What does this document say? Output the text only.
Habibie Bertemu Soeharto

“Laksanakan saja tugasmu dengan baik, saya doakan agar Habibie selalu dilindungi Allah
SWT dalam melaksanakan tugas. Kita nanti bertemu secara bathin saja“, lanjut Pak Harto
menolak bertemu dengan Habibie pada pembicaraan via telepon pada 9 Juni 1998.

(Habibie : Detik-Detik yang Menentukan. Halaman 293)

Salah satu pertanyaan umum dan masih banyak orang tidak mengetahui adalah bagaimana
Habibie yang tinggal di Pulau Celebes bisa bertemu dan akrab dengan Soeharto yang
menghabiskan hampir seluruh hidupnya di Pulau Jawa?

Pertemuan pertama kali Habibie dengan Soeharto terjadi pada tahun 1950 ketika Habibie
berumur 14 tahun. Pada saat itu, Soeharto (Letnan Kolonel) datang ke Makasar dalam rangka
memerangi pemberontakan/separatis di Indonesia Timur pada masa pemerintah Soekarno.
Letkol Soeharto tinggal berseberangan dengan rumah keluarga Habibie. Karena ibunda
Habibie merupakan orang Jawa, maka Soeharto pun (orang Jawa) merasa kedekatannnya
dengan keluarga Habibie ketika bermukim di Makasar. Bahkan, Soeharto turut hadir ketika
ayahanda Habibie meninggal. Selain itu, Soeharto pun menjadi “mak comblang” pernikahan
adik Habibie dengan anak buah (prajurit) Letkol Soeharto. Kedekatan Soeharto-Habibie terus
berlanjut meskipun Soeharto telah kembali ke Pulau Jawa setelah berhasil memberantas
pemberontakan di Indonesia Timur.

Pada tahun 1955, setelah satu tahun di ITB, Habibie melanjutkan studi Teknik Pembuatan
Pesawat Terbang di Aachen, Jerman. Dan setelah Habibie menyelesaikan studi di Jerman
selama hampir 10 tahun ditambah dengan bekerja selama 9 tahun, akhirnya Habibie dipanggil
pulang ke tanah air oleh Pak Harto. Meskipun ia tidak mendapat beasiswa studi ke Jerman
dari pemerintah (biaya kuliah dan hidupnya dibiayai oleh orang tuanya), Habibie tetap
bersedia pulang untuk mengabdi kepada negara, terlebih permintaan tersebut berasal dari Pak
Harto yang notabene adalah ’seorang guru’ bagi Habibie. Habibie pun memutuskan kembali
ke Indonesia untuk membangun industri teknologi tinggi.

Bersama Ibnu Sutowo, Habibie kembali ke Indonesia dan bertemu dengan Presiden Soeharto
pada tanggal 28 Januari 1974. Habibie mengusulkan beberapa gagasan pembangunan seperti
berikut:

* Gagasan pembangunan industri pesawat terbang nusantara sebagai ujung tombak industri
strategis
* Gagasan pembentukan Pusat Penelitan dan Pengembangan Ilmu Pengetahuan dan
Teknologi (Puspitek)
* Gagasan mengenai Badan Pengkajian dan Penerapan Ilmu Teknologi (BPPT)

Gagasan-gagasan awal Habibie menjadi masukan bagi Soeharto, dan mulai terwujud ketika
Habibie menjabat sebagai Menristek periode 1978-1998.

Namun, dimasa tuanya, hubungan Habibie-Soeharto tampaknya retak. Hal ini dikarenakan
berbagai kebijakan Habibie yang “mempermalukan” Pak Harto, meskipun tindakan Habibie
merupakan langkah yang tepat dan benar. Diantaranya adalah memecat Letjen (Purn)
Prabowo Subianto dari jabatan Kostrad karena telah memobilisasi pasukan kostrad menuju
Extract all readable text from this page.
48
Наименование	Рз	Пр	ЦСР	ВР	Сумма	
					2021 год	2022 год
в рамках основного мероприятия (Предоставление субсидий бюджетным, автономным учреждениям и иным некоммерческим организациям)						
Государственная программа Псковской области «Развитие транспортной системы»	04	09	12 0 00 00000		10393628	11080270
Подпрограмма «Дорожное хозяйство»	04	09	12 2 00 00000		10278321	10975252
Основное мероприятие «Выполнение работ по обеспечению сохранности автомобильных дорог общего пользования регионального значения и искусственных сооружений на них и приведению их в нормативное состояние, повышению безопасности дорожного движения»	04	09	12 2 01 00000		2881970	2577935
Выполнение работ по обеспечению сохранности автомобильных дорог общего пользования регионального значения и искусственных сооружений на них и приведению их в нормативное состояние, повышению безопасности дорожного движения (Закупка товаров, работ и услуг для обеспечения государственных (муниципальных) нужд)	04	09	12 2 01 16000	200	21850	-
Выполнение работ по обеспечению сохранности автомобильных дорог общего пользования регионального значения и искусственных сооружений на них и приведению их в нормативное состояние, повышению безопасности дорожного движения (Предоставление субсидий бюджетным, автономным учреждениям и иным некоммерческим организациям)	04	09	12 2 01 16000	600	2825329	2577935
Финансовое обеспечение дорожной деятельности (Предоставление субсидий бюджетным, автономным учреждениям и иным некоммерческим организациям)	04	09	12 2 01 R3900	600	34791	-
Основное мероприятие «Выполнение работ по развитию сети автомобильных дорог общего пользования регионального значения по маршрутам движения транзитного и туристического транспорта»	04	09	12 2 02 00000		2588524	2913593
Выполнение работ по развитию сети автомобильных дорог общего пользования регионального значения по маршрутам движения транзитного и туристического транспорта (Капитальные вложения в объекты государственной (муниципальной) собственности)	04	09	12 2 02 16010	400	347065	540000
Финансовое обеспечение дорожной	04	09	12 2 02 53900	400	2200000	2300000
____________________
## EXERCISE DETAILS
Transcribe every entry word for word.

## OUTPUT
What does this document say? Output the text only.
Habibie Bertemu Soeharto

“Laksanakan saja tugasmu dengan baik, saya doakan agar Habibie selalu dilindungi Allah
SWT dalam melaksanakan tugas. Kita nanti bertemu secara bathin saja“, lanjut Pak Harto
menolak bertemu dengan Habibie pada pembicaraan via telepon pada 9 Juni 1998.

(Habibie : Detik-Detik yang Menentukan. Halaman 293)

Salah satu pertanyaan umum dan masih banyak orang tidak mengetahui adalah bagaimana
Habibie yang tinggal di Pulau Celebes bisa bertemu dan akrab dengan Soeharto yang
menghabiskan hampir seluruh hidupnya di Pulau Jawa?

Pertemuan pertama kali Habibie dengan Soeharto terjadi pada tahun 1950 ketika Habibie
berumur 14 tahun. Pada saat itu, Soeharto (Letnan Kolonel) datang ke Makasar dalam rangka
memerangi pemberontakan/separatis di Indonesia Timur pada masa pemerintah Soekarno.
Letkol Soeharto tinggal berseberangan dengan rumah keluarga Habibie. Karena ibunda
Habibie merupakan orang Jawa, maka Soeharto pun (orang Jawa) merasa kedekatannnya
dengan keluarga Habibie ketika bermukim di Makasar. Bahkan, Soeharto turut hadir ketika
ayahanda Habibie meninggal. Selain itu, Soeharto pun menjadi “mak comblang” pernikahan
adik Habibie dengan anak buah (prajurit) Letkol Soeharto. Kedekatan Soeharto-Habibie terus
berlanjut meskipun Soeharto telah kembali ke Pulau Jawa setelah berhasil memberantas
pemberontakan di Indonesia Timur.

Pada tahun 1955, setelah satu tahun di ITB, Habibie melanjutkan studi Teknik Pembuatan
Pesawat Terbang di Aachen, Jerman. Dan setelah Habibie menyelesaikan studi di Jerman
selama hampir 10 tahun ditambah dengan bekerja selama 9 tahun, akhirnya Habibie dipanggil
pulang ke tanah air oleh Pak Harto. Meskipun ia tidak mendapat beasiswa studi ke Jerman
dari pemerintah (biaya kuliah dan hidupnya dibiayai oleh orang tuanya), Habibie tetap
bersedia pulang untuk mengabdi kepada negara, terlebih permintaan tersebut berasal dari Pak
Harto yang notabene adalah ’seorang guru’ bagi Habibie. Habibie pun memutuskan kembali
ke Indonesia untuk membangun industri teknologi tinggi.

Bersama Ibnu Sutowo, Habibie kembali ke Indonesia dan bertemu dengan Presiden Soeharto
pada tanggal 28 Januari 1974. Habibie mengusulkan beberapa gagasan pembangunan seperti
berikut:

* Gagasan pembangunan industri pesawat terbang nusantara sebagai ujung tombak industri
strategis
* Gagasan pembentukan Pusat Penelitan dan Pengembangan Ilmu Pengetahuan dan
Teknologi (Puspitek)
* Gagasan mengenai Badan Pengkajian dan Penerapan Ilmu Teknologi (BPPT)

Gagasan-gagasan awal Habibie menjadi masukan bagi Soeharto, dan mulai terwujud ketika
Habibie menjabat sebagai Menristek periode 1978-1998.

Namun, dimasa tuanya, hubungan Habibie-Soeharto tampaknya retak. Hal ini dikarenakan
berbagai kebijakan Habibie yang “mempermalukan” Pak Harto, meskipun tindakan Habibie
merupakan langkah yang tepat dan benar. Diantaranya adalah memecat Letjen (Purn)
Prabowo Subianto dari jabatan Kostrad karena telah memobilisasi pasukan kostrad menuju
Extract all readable text from this page.
48
Наименование	Рз	Пр	ЦСР	ВР	Сумма	
					2021 год	2022 год
в рамках основного мероприятия (Предоставление субсидий бюджетным, автономным учреждениям и иным некоммерческим организациям)						
Государственная программа Псковской области «Развитие транспортной системы»	04	09	12 0 00 00000		10393628	11080270
Подпрограмма «Дорожное хозяйство»	04	09	12 2 00 00000		10278321	10975252
Основное мероприятие «Выполнение работ по обеспечению сохранности автомобильных дорог общего пользования регионального значения и искусственных сооружений на них и приведению их в нормативное состояние, повышению безопасности дорожного движения»	04	09	12 2 01 00000		2881970	2577935
Выполнение работ по обеспечению сохранности автомобильных дорог общего пользования регионального значения и искусственных сооружений на них и приведению их в нормативное состояние, повышению безопасности дорожного движения (Закупка товаров, работ и услуг для обеспечения государственных (муниципальных) нужд)	04	09	12 2 01 16000	200	21850	-
Выполнение работ по обеспечению сохранности автомобильных дорог общего пользования регионального значения и искусственных сооружений на них и приведению их в нормативное состояние, повышению безопасности дорожного движения (Предоставление субсидий бюджетным, автономным учреждениям и иным некоммерческим организациям)	04	09	12 2 01 16000	600	2825329	2577935
Финансовое обеспечение дорожной деятельности (Предоставление субсидий бюджетным, автономным учреждениям и иным некоммерческим организациям)	04	09	12 2 01 R3900	600	34791	-
Основное мероприятие «Выполнение работ по развитию сети автомобильных дорог общего пользования регионального значения по маршрутам движения транзитного и туристического транспорта»	04	09	12 2 02 00000		2588524	2913593
Выполнение работ по развитию сети автомобильных дорог общего пользования регионального значения по маршрутам движения транзитного и туристического транспорта (Капитальные вложения в объекты государственной (муниципальной) собственности)	04	09	12 2 02 16010	400	347065	540000
Финансовое обеспечение дорожной	04	09	12 2 02 53900	400	2200000	2300000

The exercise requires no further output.